PROVIDED PASSAGE
[The scent of tear gas still clung to his jacket.]
He hadn’t marched in years. His son was deployed to Iraq, and the old man found himself on the streets again. This time, he had a new sign: “Bring Them Home, For Real.” His first protest had been in 1969. Now it was 2004. Two wars, one weary heart, and the same flag waving overhead.
Is it still patriotic to question a war? Or has dissent become the new American tradition?
Red, White, and Protest: A Different Kind of Loyalty
You ever notice how protests always come with flags?
Not the burned ones—those make headlines. I mean the carried ones. Folded, unfurled, draped around shoulders. Protesters holding American flags upside down, not in hate, but in distress. Some stitched with peace signs. Others signed with names of the dead.
For many, the anti-war movement wasn’t about rejecting America. It was about rescuing it—from itself.

AVAILABLE DATA
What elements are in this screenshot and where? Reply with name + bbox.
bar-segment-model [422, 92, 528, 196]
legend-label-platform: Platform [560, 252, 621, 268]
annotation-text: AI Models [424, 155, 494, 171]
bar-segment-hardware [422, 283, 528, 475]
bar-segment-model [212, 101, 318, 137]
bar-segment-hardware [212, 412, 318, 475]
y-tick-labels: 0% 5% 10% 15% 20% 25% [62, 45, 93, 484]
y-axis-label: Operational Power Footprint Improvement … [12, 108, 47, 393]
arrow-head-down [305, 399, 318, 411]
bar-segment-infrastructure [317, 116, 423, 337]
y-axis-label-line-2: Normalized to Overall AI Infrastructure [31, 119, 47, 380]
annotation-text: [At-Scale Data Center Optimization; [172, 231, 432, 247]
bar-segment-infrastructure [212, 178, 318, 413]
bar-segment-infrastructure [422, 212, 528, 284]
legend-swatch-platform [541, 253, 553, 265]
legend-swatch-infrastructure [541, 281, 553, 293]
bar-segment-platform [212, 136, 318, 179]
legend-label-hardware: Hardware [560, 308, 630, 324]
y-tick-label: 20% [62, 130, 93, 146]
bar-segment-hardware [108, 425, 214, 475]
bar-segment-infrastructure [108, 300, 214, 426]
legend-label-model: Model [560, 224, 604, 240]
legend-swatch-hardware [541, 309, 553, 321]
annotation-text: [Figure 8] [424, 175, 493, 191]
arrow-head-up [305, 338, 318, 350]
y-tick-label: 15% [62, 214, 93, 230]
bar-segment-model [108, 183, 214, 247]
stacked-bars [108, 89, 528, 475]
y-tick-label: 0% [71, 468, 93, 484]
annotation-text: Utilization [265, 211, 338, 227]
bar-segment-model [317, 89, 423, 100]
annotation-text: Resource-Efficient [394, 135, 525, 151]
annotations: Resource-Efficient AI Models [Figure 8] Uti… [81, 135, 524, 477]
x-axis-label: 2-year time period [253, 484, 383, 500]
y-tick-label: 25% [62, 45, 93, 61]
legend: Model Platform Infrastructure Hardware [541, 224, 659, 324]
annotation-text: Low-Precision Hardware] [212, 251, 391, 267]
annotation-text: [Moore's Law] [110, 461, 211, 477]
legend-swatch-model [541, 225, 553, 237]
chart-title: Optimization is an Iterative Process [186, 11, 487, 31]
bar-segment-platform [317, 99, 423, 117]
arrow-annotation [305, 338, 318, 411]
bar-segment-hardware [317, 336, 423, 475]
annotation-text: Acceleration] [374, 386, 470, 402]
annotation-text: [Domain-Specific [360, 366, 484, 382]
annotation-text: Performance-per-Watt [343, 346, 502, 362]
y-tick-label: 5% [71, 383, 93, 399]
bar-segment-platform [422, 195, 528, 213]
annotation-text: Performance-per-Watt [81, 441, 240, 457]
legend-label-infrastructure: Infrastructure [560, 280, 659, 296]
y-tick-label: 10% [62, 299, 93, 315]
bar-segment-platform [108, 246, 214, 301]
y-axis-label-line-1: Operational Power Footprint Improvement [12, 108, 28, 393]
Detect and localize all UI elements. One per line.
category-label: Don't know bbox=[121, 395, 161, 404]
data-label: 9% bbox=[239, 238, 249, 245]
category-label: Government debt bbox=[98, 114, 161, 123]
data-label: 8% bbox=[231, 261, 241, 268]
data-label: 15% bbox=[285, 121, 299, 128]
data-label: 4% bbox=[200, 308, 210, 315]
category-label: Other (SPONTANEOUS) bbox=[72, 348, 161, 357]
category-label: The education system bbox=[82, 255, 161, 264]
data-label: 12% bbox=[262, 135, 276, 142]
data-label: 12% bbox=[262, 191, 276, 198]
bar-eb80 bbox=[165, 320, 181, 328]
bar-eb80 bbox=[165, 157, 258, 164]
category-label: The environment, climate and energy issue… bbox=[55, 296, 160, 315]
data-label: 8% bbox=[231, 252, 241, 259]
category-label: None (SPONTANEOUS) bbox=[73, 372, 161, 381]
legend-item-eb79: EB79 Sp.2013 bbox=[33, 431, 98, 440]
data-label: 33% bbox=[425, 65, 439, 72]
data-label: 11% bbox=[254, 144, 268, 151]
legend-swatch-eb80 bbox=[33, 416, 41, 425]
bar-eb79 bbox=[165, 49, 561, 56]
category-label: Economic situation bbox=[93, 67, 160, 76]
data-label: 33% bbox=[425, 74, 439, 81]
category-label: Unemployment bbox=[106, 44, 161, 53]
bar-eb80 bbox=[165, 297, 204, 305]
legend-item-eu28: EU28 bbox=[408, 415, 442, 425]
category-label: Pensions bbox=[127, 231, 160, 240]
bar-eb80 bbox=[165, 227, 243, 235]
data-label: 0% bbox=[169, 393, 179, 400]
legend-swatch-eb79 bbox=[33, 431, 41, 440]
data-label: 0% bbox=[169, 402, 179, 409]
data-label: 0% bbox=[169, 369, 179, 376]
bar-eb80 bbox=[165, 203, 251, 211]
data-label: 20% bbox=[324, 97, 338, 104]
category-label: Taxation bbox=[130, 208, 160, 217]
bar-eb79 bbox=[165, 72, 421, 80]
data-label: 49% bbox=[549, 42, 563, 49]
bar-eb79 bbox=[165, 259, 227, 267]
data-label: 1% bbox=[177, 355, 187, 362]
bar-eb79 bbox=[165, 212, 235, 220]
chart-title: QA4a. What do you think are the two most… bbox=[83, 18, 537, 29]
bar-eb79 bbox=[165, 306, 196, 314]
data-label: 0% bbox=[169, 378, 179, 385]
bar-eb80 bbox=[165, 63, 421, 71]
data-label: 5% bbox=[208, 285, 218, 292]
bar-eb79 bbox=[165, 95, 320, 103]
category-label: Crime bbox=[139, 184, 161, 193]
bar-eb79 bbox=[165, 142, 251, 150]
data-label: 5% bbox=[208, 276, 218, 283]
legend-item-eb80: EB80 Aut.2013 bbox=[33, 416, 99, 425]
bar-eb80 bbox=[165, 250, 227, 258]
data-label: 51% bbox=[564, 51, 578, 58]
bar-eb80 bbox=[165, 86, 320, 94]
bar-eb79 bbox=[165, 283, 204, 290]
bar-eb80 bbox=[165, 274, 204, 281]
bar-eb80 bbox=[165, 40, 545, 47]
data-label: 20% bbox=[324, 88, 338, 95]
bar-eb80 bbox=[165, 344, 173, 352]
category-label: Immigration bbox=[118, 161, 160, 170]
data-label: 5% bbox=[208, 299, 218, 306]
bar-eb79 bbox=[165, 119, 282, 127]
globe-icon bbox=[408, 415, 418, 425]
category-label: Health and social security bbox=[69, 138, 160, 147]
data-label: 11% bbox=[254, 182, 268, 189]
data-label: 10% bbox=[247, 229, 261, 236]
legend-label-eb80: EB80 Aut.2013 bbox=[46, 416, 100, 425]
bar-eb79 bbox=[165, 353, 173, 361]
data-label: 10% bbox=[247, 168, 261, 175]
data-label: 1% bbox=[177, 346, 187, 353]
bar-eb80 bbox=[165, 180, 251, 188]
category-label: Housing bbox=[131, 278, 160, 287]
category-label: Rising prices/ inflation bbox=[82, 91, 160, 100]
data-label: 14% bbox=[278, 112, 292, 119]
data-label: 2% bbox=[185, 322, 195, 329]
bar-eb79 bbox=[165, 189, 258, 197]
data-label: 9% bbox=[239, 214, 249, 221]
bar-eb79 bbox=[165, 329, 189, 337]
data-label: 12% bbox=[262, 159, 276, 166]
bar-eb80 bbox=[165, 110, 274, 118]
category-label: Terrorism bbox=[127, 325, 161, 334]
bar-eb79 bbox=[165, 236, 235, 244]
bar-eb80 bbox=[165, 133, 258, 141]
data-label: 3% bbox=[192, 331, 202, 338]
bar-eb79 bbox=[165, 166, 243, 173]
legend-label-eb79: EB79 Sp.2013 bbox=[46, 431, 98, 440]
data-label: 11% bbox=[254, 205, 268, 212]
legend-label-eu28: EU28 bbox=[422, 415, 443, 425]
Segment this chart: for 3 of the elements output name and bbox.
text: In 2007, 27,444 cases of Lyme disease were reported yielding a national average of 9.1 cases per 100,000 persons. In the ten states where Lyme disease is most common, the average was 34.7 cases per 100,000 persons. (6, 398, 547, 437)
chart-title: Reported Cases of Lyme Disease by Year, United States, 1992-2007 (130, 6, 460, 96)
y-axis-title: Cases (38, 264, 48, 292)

EXERCISES
A: In the anti-war protest passage, list the ways the carried flags are described in the fragment that comes right after "I mean the carried ones."
B: Write a continuation of the anti-war protest passage, picking up after its final sentence.
The rows have no connection to the anti-war protest passage.

ANSWERS FOR THE TASKS
A: Folded; unfurled; draped around shoulders.

B:
During the Vietnam War, students, musicians, and mothers didn’t just chant “Hell no, we won’t go” in rebellion. They said it because they believed a better America was possible. One that didn’t bomb rice paddies in the name of democracy. One that didn’t need body bags to feel strong.
The media labeled them radicals. But they saw themselves as citizens. Sometimes, better citizens than those giving the orders.
When Veterans Became the Conscience
Here’s what I noticed.
The most powerful voices against war? Often the ones who wore the uniform.
In 1985, a group of Vietnam veterans formed Veterans for Peace. They formed it not to burn their medals. Instead, they aimed to stop more wars from needing them. After 9/11, a younger generation joined in. The Iraq and Afghanistan wars brought forth a flood of disillusionment.
Groups like Iraq Veterans Against the War (IVAW) emerged. They were soldiers who had seen the “Mission Accomplished” banner. They knew it was a lie. They didn’t protest because they hated America. They protested because they loved the people who came back in pieces, or didn’t come back at all.
Some testified in front of Congress. Others threw their medals onto barricades in D.C. A few just wrote blog posts from their VA hospital beds. But all of them were asking one thing:
Is serving your country the same as obeying it blindly?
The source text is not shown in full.